◆ REQUIRED TASK
Filter the data for lines with the word "type", then copy every line so identified.

◆ RECORDED INFORMATION

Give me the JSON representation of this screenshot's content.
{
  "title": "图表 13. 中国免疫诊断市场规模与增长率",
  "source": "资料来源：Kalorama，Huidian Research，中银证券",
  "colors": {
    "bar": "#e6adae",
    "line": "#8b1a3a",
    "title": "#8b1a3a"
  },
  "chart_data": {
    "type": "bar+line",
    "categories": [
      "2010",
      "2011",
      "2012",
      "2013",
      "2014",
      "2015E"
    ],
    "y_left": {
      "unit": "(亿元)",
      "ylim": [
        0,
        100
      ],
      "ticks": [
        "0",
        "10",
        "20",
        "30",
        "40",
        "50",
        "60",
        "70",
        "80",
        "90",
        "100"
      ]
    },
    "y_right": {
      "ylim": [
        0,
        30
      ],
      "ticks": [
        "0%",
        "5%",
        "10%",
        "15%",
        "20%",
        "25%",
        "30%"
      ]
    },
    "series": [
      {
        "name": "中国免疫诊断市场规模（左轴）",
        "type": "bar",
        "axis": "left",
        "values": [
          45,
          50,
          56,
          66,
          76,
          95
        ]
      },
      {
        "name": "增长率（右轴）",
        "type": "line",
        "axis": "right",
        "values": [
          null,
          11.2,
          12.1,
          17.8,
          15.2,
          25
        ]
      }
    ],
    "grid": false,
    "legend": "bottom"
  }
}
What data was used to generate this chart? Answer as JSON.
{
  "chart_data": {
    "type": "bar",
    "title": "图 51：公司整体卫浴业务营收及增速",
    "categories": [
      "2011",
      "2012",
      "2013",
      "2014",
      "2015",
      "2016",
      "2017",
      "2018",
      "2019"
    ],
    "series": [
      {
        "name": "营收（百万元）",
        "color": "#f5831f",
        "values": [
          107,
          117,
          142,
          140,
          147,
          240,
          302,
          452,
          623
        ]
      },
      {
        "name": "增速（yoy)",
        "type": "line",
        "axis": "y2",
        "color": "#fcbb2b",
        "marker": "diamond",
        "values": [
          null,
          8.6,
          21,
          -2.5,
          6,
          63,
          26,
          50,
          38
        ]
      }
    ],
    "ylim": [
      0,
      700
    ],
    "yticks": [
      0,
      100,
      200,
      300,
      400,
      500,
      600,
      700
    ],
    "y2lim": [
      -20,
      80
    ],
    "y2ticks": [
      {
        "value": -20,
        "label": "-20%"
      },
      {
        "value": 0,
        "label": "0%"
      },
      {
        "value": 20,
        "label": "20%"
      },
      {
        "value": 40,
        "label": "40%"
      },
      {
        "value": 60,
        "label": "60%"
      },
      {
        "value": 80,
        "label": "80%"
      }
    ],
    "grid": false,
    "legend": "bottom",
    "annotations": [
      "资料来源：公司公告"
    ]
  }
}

◆ COMPLETE OUTPUT
    "type": "bar+line",
        "type": "bar",
        "type": "line",
    "type": "bar",
        "type": "line",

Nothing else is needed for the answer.